──────── DATA

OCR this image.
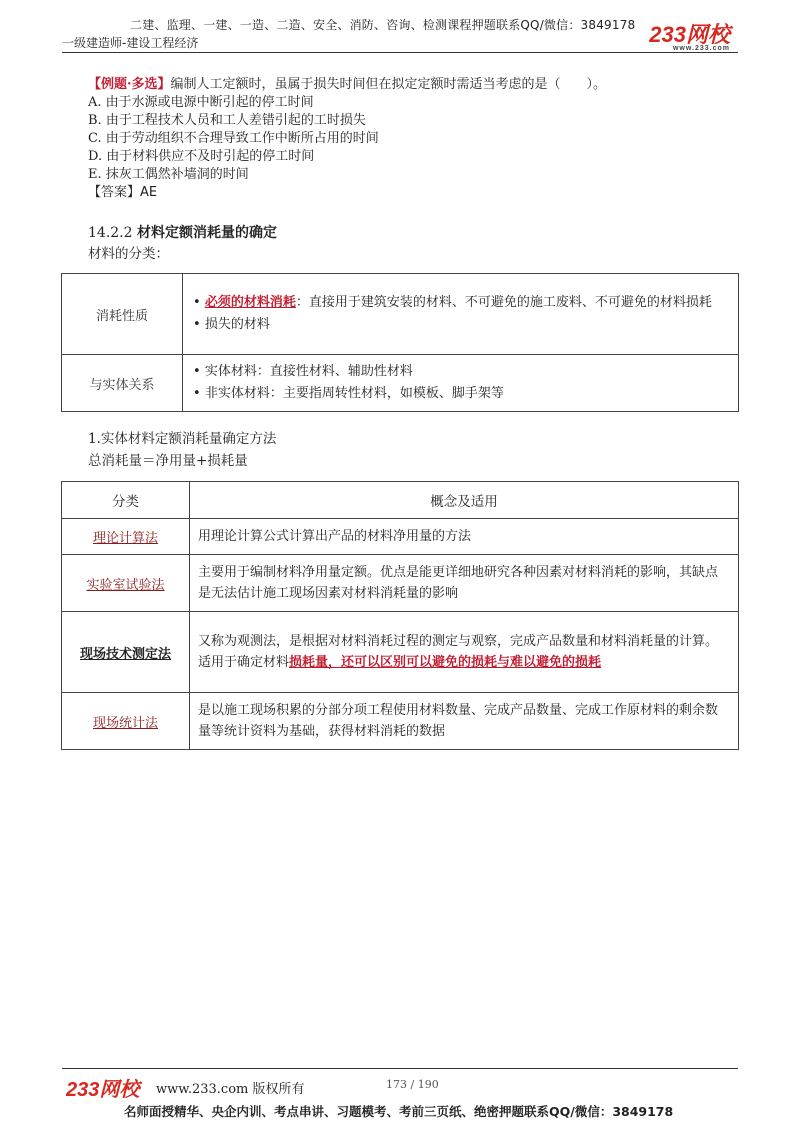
二建、监理、一建、一造、二造、安全、消防、咨询、检测课程押题联系QQ/微信：3849178
一级建造师-建设工程经济	233网校
www.233.com
【例题·多选】编制人工定额时，虽属于损失时间但在拟定定额时需适当考虑的是（　　）。
A. 由于水源或电源中断引起的停工时间
B. 由于工程技术人员和工人差错引起的工时损失
C. 由于劳动组织不合理导致工作中断所占用的时间
D. 由于材料供应不及时引起的停工时间
E. 抹灰工偶然补墙洞的时间
【答案】AE
14.2.2 材料定额消耗量的确定
材料的分类：
消耗性质	• 必须的材料消耗：直接用于建筑安装的材料、不可避免的施工废料、不可避免的材料损耗
• 损失的材料

与实体关系	• 实体材料：直接性材料、辅助性材料
• 非实体材料：主要指周转性材料，如模板、脚手架等
1.实体材料定额消耗量确定方法
总消耗量＝净用量+损耗量
分类	概念及适用
理论计算法	用理论计算公式计算出产品的材料净用量的方法
实验室试验法	主要用于编制材料净用量定额。优点是能更详细地研究各种因素对材料消耗的影响，其缺点是无法估计施工现场因素对材料消耗量的影响
现场技术测定法	又称为观测法，是根据对材料消耗过程的测定与观察，完成产品数量和材料消耗量的计算。
适用于确定材料损耗量，还可以区别可以避免的损耗与难以避免的损耗

现场统计法	是以施工现场积累的分部分项工程使用材料数量、完成产品数量、完成工作原材料的剩余数量等统计资料为基础，获得材料消耗的数据
233网校 www.233.com 版权所有	173 / 190
名师面授精华、央企内训、考点串讲、习题模考、考前三页纸、绝密押题联系QQ/微信：3849178
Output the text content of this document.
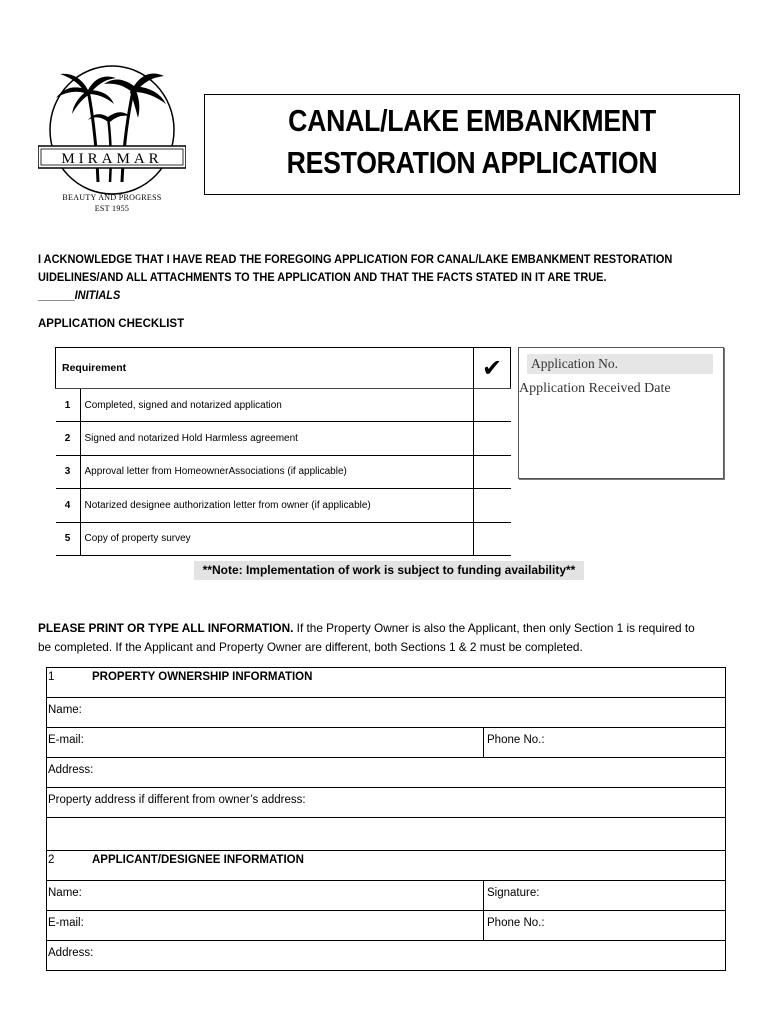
MIRAMAR
BEAUTY AND PROGRESS
EST 1955
CANAL/LAKE EMBANKMENT
RESTORATION APPLICATION
I ACKNOWLEDGE THAT I HAVE READ THE FOREGOING APPLICATION FOR CANAL/LAKE EMBANKMENT RESTORATION
UIDELINES/AND ALL ATTACHMENTS TO THE APPLICATION AND THAT THE FACTS STATED IN IT ARE TRUE.
______INITIALS
APPLICATION CHECKLIST
Requirement		✔
1	Completed, signed and notarized application	
2	Signed and notarized Hold Harmless agreement	
3	Approval letter from HomeownerAssociations (if applicable)	
4	Notarized designee authorization letter from owner (if applicable)	
5	Copy of property survey	
Application No.
Application Received Date
**Note: Implementation of work is subject to funding availability**
PLEASE PRINT OR TYPE ALL INFORMATION. If the Property Owner is also the Applicant, then only Section 1 is required to
be completed. If the Applicant and Property Owner are different, both Sections 1 & 2 must be completed.
1	PROPERTY OWNERSHIP INFORMATION
Name:
E-mail:	Phone No.:
Address:
Property address if different from owner’s address:
2	APPLICANT/DESIGNEE INFORMATION
Name:	Signature:
E-mail:	Phone No.:
Address:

────────────────

• **WORK TO BE COMPLETED**
Exactly repeat every line from the line that includes "Output the text content of this document." to the end of the listing, and nothing else, leaving pictures out.

• **RESPONSE FOR THIS EXERCISE**
Output the text content of this document.
MIRAMAR
BEAUTY AND PROGRESS
EST 1955
CANAL/LAKE EMBANKMENT
RESTORATION APPLICATION
I ACKNOWLEDGE THAT I HAVE READ THE FOREGOING APPLICATION FOR CANAL/LAKE EMBANKMENT RESTORATION
UIDELINES/AND ALL ATTACHMENTS TO THE APPLICATION AND THAT THE FACTS STATED IN IT ARE TRUE.
______INITIALS
APPLICATION CHECKLIST
Requirement		✔
1	Completed, signed and notarized application	
2	Signed and notarized Hold Harmless agreement	
3	Approval letter from HomeownerAssociations (if applicable)	
4	Notarized designee authorization letter from owner (if applicable)	
5	Copy of property survey	
Application No.
Application Received Date
**Note: Implementation of work is subject to funding availability**
PLEASE PRINT OR TYPE ALL INFORMATION. If the Property Owner is also the Applicant, then only Section 1 is required to
be completed. If the Applicant and Property Owner are different, both Sections 1 & 2 must be completed.
1	PROPERTY OWNERSHIP INFORMATION
Name:
E-mail:	Phone No.:
Address:
Property address if different from owner’s address:
2	APPLICANT/DESIGNEE INFORMATION
Name:	Signature:
E-mail:	Phone No.:
Address:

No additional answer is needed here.